What to work on
Each line containing the word "screenshot" should be found and copied.

Material shown
* BEGIN *
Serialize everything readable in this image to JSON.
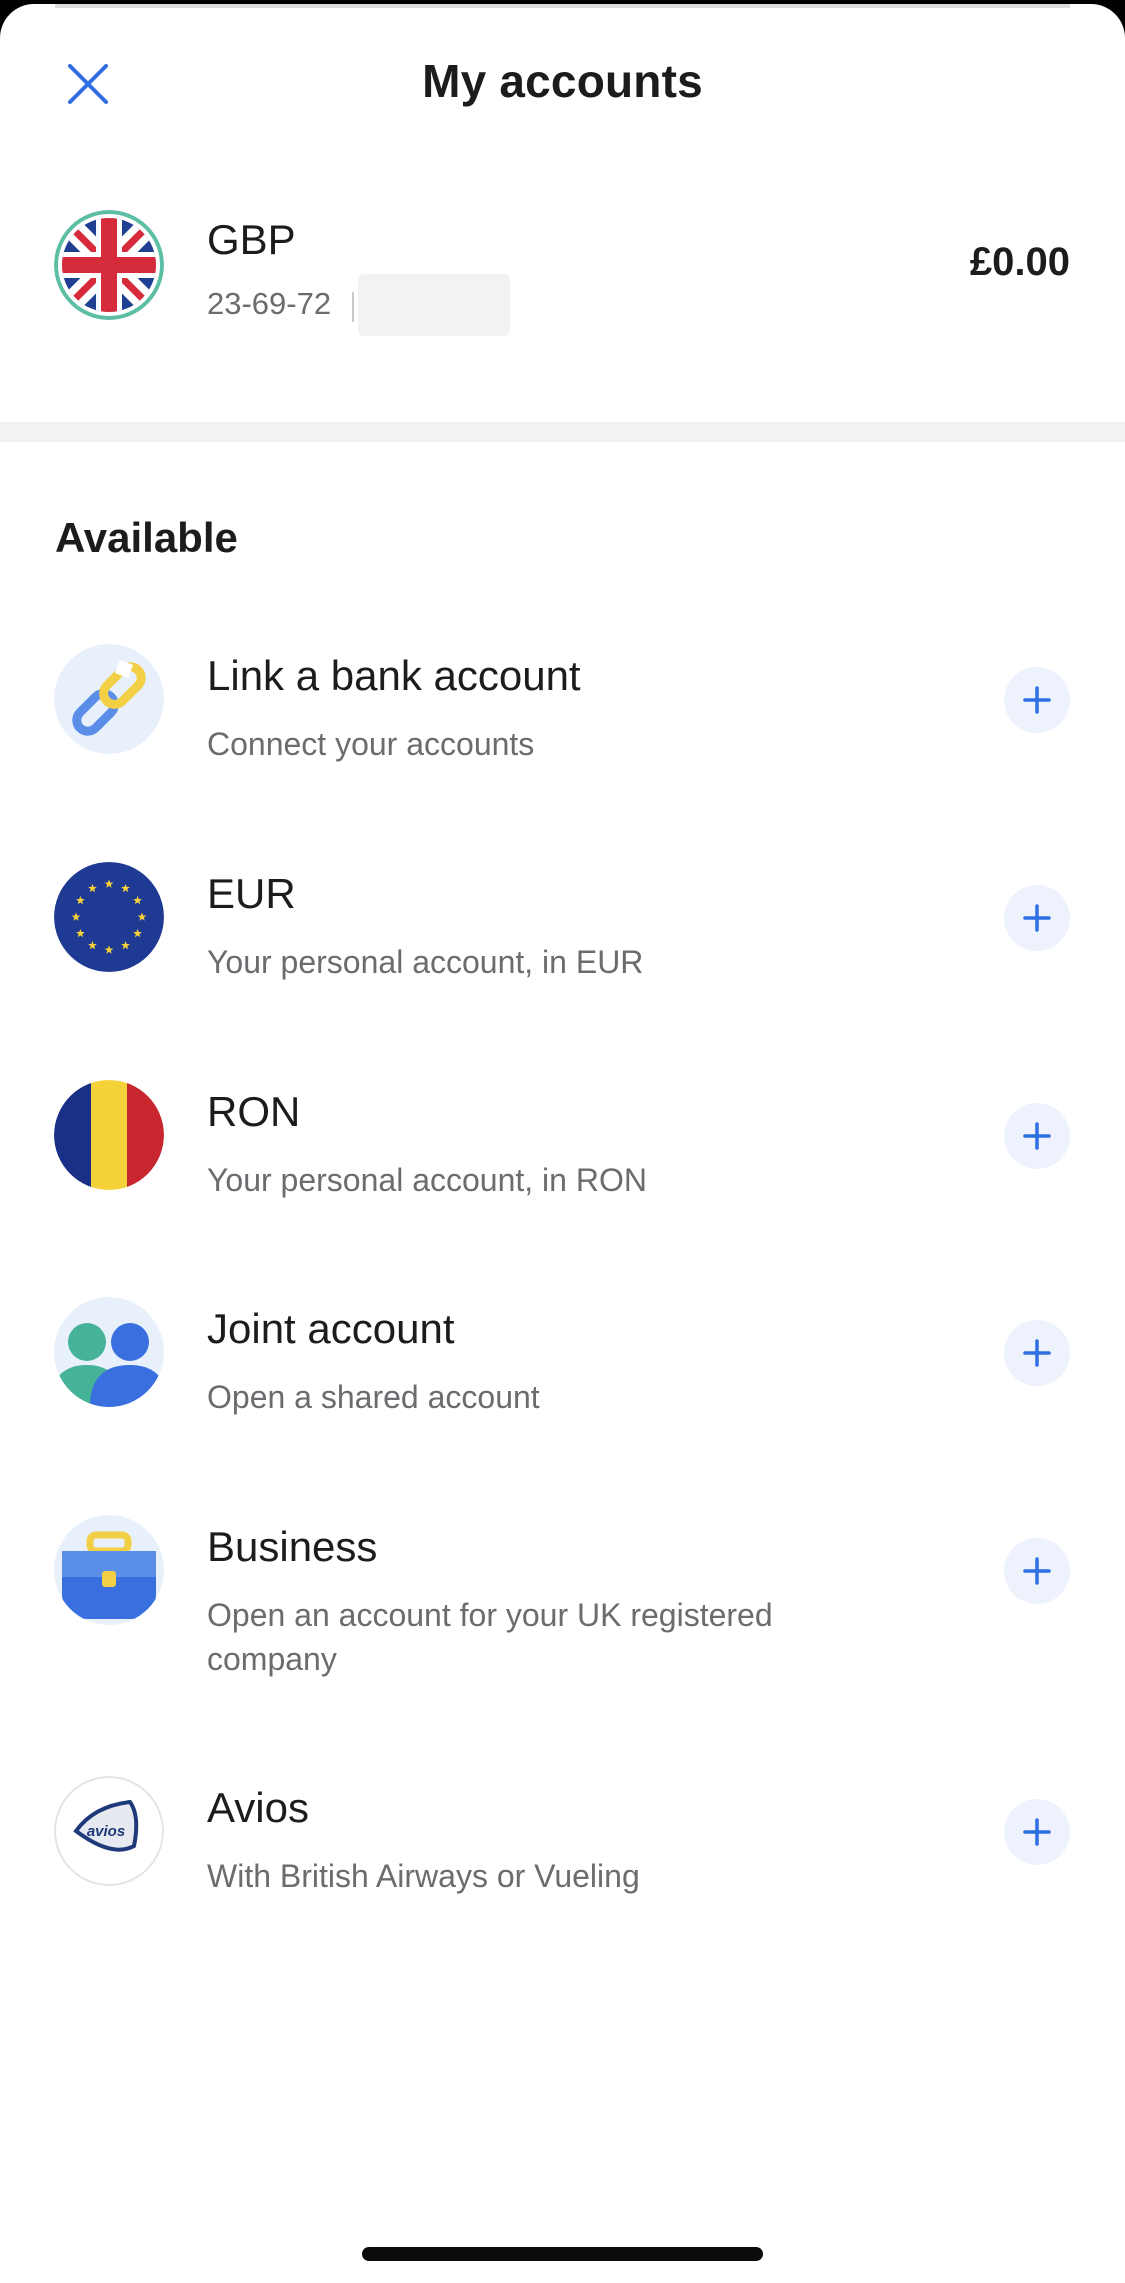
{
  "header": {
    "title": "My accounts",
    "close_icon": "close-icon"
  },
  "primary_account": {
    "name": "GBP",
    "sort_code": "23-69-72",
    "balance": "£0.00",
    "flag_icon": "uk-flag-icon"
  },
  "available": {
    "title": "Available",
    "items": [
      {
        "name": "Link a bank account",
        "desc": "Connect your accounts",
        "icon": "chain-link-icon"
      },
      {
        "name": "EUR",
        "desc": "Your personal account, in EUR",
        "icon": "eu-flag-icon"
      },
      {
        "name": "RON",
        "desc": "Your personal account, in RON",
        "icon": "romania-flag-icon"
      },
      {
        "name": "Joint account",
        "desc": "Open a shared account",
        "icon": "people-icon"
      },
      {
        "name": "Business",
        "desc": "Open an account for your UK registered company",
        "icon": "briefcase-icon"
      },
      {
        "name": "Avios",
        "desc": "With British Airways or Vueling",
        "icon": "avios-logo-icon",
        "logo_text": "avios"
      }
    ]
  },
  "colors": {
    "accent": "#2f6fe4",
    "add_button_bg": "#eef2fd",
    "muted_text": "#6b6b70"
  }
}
* END *
* BEGIN *
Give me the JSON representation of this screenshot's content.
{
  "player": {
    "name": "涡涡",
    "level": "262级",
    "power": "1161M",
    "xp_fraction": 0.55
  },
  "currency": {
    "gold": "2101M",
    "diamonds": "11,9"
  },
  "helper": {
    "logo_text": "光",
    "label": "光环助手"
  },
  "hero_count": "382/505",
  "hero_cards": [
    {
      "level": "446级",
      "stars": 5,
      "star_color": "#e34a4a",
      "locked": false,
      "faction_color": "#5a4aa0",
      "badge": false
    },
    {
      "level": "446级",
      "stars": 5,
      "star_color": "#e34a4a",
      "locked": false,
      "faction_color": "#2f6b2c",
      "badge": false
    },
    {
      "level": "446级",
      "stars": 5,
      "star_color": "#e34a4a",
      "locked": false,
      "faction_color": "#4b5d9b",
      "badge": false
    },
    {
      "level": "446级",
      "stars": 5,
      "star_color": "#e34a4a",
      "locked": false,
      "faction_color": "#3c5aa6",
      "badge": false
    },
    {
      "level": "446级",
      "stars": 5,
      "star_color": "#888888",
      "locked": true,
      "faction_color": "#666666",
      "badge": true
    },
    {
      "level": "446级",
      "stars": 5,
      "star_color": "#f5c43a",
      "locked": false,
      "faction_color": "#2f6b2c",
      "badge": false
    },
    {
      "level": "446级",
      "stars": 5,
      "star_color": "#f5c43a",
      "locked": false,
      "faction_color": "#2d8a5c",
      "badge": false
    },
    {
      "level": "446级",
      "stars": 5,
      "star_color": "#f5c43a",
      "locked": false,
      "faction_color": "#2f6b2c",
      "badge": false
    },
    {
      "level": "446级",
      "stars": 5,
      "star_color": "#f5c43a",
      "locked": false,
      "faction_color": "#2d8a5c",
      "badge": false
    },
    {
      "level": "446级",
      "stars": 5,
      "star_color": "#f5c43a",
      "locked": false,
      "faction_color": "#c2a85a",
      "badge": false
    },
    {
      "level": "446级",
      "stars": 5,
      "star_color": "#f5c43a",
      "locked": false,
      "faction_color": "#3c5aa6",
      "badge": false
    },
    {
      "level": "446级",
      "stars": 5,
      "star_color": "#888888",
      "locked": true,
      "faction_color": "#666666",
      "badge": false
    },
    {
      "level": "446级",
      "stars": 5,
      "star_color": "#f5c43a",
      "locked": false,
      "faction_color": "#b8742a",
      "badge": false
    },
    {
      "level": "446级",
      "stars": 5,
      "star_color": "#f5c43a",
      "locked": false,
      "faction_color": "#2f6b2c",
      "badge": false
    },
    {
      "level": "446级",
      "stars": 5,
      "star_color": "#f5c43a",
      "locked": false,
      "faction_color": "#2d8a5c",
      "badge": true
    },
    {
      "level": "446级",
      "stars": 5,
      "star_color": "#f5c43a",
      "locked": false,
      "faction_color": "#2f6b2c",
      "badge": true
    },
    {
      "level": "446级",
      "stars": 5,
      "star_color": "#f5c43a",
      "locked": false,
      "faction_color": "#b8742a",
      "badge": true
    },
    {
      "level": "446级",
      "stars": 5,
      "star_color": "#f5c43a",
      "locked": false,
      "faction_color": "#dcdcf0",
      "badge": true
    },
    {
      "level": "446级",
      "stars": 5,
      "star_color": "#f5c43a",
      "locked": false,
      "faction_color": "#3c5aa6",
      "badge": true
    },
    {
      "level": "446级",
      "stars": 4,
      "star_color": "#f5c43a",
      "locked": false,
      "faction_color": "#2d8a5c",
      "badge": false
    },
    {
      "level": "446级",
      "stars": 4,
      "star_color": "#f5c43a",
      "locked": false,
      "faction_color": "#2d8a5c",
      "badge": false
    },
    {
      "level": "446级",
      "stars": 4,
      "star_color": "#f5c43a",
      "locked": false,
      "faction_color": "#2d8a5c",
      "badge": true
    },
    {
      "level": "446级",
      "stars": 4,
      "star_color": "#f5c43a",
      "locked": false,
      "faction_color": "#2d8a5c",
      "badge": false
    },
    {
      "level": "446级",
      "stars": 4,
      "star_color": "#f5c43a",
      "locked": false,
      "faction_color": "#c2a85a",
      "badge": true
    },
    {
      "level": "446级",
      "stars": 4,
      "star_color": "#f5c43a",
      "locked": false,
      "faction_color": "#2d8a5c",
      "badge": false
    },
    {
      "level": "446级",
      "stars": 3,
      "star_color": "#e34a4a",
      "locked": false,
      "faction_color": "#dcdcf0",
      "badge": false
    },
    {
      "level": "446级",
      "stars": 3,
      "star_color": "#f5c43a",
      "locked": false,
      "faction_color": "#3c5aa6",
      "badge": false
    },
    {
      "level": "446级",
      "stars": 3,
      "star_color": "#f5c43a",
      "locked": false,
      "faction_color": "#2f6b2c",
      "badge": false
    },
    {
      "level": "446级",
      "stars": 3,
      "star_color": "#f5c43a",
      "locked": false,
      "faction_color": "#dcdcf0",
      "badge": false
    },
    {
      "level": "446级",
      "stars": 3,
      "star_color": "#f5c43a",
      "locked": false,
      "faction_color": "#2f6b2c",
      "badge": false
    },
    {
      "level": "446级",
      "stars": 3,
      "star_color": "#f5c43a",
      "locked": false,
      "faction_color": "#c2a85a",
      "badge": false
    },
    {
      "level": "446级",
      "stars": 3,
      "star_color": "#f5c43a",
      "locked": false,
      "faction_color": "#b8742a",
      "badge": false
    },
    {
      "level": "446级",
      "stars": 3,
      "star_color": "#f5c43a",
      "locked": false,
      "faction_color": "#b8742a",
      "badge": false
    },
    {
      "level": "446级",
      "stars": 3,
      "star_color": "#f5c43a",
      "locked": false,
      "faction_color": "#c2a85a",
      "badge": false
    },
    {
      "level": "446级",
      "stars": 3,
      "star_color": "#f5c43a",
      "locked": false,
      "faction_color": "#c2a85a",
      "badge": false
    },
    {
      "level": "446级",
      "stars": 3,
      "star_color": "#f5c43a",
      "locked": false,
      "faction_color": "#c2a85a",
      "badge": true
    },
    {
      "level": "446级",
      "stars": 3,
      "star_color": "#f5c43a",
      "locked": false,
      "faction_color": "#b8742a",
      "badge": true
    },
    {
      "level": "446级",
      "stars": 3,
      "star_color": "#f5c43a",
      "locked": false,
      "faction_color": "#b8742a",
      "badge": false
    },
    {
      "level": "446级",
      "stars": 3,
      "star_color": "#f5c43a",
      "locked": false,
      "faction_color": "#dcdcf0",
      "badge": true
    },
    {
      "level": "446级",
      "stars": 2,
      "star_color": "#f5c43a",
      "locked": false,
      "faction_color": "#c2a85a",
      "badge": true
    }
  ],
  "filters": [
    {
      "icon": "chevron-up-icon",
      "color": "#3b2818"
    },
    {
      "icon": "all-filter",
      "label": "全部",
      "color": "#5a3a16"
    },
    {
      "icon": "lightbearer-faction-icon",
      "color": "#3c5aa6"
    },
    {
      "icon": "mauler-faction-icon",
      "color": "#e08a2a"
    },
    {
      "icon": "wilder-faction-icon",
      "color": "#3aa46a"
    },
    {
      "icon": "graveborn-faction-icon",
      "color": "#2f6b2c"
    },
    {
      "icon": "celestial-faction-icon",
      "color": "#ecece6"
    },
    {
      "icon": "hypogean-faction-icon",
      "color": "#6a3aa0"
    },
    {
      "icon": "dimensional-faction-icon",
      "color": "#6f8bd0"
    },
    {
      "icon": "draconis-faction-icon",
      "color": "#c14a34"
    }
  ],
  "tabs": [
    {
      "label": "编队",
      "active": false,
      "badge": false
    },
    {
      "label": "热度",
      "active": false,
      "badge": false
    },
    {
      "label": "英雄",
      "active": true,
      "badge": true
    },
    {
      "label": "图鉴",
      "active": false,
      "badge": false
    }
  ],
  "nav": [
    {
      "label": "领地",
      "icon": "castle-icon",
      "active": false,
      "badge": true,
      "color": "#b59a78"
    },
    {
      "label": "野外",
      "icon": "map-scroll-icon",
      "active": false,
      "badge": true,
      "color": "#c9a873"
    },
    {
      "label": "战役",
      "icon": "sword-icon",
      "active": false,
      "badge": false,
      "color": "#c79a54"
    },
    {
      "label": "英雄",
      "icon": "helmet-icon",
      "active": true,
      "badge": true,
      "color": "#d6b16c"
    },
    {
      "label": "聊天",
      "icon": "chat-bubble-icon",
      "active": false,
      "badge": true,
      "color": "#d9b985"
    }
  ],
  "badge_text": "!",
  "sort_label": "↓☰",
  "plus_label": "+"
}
* END *
* BEGIN *
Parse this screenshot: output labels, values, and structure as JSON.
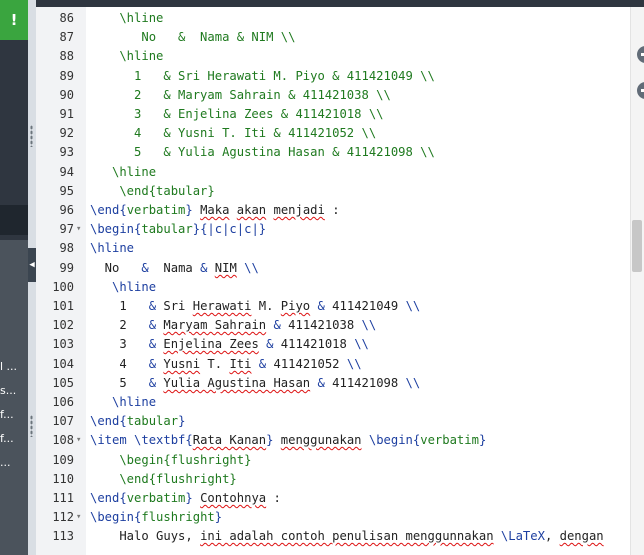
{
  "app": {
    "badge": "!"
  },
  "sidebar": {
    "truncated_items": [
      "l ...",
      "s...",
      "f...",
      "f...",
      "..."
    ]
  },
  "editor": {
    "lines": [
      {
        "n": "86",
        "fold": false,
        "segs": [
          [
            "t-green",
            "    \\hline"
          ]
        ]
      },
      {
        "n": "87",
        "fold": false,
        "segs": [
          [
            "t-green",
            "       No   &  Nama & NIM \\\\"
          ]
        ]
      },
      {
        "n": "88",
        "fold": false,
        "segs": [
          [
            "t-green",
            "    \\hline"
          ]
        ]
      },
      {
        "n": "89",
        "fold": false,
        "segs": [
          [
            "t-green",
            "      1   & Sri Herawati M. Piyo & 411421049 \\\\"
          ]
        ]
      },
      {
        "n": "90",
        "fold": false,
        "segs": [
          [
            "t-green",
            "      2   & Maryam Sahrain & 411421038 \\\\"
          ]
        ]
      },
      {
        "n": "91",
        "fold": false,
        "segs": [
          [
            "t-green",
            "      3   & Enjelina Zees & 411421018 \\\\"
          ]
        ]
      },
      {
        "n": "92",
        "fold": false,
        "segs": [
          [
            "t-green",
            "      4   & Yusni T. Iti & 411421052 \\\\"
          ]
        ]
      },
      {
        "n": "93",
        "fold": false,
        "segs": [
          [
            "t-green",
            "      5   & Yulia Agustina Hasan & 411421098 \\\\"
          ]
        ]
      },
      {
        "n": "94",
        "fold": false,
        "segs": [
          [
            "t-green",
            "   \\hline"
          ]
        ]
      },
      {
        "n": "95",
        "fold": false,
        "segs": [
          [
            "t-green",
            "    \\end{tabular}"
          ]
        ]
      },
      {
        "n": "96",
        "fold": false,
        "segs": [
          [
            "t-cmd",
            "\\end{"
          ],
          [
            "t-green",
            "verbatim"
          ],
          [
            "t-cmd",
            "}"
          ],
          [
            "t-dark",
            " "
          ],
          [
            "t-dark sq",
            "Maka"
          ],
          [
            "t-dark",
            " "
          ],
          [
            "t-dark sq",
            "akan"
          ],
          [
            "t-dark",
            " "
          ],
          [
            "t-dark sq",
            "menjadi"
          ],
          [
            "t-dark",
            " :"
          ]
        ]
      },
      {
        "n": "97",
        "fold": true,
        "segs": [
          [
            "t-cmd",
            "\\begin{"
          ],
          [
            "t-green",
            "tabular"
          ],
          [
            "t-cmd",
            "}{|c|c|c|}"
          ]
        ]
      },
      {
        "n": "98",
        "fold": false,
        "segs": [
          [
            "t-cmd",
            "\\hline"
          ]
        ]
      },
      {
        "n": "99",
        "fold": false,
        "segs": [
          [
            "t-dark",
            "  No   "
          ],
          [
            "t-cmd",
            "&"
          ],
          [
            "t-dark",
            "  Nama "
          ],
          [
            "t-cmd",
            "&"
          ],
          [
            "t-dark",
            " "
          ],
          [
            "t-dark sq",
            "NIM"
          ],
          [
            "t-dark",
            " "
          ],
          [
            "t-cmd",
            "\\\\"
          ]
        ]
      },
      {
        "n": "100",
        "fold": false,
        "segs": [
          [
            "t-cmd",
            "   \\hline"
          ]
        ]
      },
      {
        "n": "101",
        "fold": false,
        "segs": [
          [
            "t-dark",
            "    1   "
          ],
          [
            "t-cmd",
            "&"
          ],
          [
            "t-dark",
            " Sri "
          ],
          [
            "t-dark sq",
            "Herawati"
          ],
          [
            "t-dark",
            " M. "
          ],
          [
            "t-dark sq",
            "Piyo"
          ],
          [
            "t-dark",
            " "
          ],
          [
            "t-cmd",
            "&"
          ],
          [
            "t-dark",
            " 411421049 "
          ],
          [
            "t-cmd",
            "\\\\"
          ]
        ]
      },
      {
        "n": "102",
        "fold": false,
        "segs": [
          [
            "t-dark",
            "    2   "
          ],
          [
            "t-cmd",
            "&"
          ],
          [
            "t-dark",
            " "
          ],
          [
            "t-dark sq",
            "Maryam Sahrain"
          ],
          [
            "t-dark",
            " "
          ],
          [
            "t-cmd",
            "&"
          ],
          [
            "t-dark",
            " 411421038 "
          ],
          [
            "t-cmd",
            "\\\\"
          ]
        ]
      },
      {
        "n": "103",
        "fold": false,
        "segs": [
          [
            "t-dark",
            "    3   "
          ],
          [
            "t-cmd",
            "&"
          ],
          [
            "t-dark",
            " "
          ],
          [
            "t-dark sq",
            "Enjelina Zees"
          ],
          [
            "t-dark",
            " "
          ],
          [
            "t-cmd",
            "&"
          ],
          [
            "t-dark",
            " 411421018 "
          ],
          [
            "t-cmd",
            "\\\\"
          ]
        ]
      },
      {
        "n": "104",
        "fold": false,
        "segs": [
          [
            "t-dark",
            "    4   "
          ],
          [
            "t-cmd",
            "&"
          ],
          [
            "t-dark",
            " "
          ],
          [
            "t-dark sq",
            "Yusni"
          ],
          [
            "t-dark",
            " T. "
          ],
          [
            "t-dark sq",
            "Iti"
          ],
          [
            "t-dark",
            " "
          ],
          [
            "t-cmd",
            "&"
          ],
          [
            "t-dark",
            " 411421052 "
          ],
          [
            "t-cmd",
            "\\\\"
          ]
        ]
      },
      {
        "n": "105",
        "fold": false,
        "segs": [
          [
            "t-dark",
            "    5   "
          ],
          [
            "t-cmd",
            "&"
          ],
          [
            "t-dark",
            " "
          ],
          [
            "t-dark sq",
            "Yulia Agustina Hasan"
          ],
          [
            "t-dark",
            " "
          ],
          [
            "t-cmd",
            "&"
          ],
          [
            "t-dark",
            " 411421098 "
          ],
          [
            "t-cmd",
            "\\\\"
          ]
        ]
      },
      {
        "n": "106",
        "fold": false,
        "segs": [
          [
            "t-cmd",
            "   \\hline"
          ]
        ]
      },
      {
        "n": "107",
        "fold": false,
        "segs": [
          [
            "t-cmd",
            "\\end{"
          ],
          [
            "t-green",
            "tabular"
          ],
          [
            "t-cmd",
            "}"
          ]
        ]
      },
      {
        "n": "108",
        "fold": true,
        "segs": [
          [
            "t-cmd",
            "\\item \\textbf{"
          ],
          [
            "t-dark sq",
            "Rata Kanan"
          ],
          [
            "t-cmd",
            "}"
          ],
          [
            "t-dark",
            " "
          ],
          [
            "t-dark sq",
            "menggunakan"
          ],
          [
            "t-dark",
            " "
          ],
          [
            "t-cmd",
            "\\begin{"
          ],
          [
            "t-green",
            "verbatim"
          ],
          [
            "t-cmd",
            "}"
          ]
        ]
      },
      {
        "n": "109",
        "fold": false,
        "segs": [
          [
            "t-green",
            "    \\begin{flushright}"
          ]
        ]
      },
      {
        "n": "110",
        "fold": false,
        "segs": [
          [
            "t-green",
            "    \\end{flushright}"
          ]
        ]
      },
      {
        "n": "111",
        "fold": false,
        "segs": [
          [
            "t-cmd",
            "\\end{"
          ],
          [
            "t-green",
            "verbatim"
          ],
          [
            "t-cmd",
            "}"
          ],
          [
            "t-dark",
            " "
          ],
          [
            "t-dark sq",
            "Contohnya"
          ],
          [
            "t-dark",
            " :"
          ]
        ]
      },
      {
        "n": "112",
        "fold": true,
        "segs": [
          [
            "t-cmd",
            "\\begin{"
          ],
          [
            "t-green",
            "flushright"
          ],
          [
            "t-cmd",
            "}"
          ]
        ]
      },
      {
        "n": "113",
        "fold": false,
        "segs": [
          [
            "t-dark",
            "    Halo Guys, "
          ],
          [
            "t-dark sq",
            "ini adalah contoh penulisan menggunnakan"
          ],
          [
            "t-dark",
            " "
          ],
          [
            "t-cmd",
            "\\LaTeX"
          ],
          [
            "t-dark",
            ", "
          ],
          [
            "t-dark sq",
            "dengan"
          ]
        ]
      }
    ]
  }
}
* END *
Expected answer
Give me the JSON representation of this screenshot's content.
Parse this screenshot: output labels, values, and structure as JSON.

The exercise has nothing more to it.